* Your instructions: Of all the lines here, how many include the string "that"? Answer with the number only.

:: Given entries

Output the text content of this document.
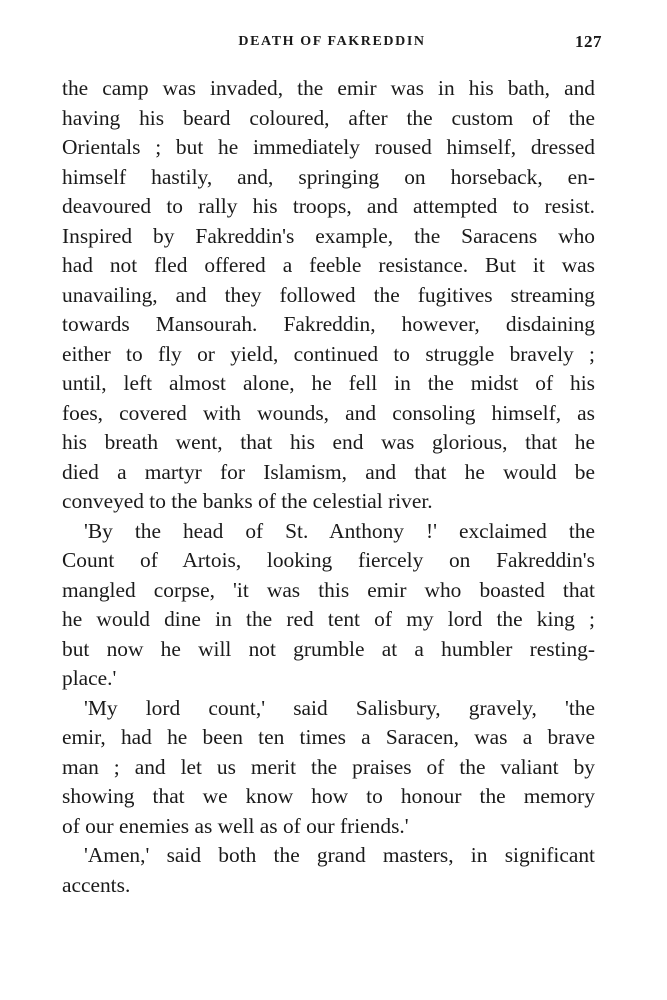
DEATH OF FAKREDDIN	127
the camp was invaded, the emir was in his bath, and
having his beard coloured, after the custom of the
Orientals ; but he immediately roused himself, dressed
himself hastily, and, springing on horseback, en-
deavoured to rally his troops, and attempted to resist.
Inspired by Fakreddin's example, the Saracens who
had not fled offered a feeble resistance. But it was
unavailing, and they followed the fugitives streaming
towards Mansourah. Fakreddin, however, disdaining
either to fly or yield, continued to struggle bravely ;
until, left almost alone, he fell in the midst of his
foes, covered with wounds, and consoling himself, as
his breath went, that his end was glorious, that he
died a martyr for Islamism, and that he would be
conveyed to the banks of the celestial river.
'By the head of St. Anthony !' exclaimed the
Count of Artois, looking fiercely on Fakreddin's
mangled corpse, 'it was this emir who boasted that
he would dine in the red tent of my lord the king ;
but now he will not grumble at a humbler resting-
place.'
'My lord count,' said Salisbury, gravely, 'the
emir, had he been ten times a Saracen, was a brave
man ; and let us merit the praises of the valiant by
showing that we know how to honour the memory
of our enemies as well as of our friends.'
'Amen,' said both the grand masters, in significant
accents.
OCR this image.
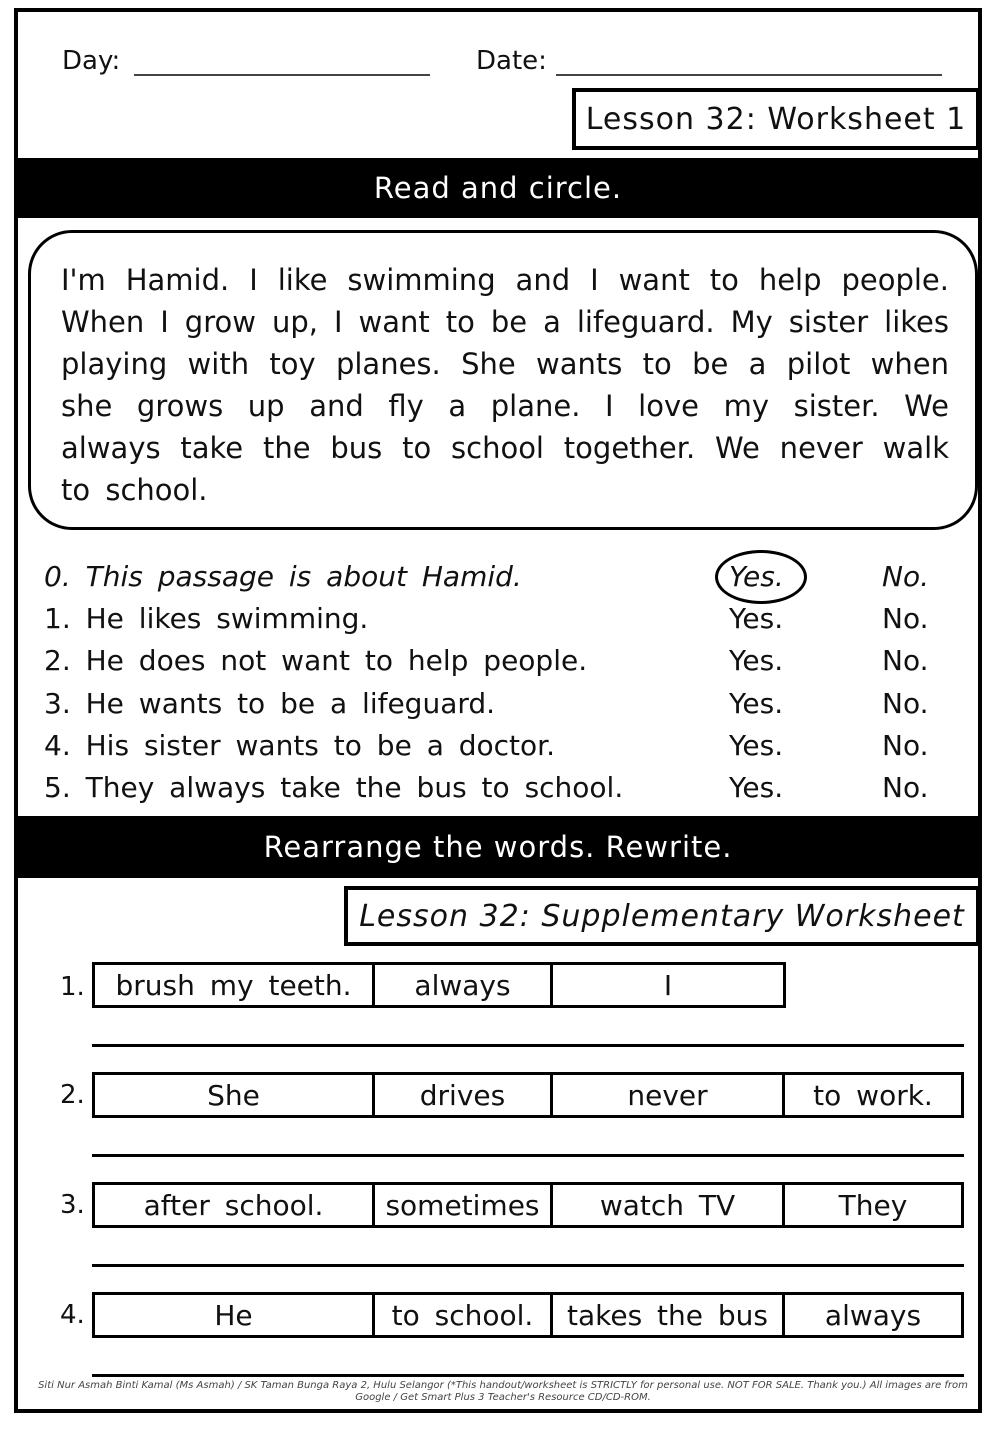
Day:	Date:
Lesson 32: Worksheet 1
Read and circle.
I'm Hamid. I like swimming and I want to help people. When I grow up, I want to be a lifeguard. My sister likes playing with toy planes. She wants to be a pilot when she grows up and fly a plane. I love my sister. We always take the bus to school together. We never walk to school.
0. This passage is about Hamid.	Yes.	No.
1. He likes swimming.	Yes.	No.
2. He does not want to help people.	Yes.	No.
3. He wants to be a lifeguard.	Yes.	No.
4. His sister wants to be a doctor.	Yes.	No.
5. They always take the bus to school.	Yes.	No.
Rearrange the words. Rewrite.
Lesson 32: Supplementary Worksheet
1.	brush my teeth.	always	I
2.	She	drives	never	to work.
3.	after school.	sometimes	watch TV	They
4.	He	to school.	takes the bus	always
Siti Nur Asmah Binti Kamal (Ms Asmah) / SK Taman Bunga Raya 2, Hulu Selangor (*This handout/worksheet is STRICTLY for personal use. NOT FOR SALE. Thank you.) All images are from
Google / Get Smart Plus 3 Teacher's Resource CD/CD-ROM.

::::

* Full solution: 4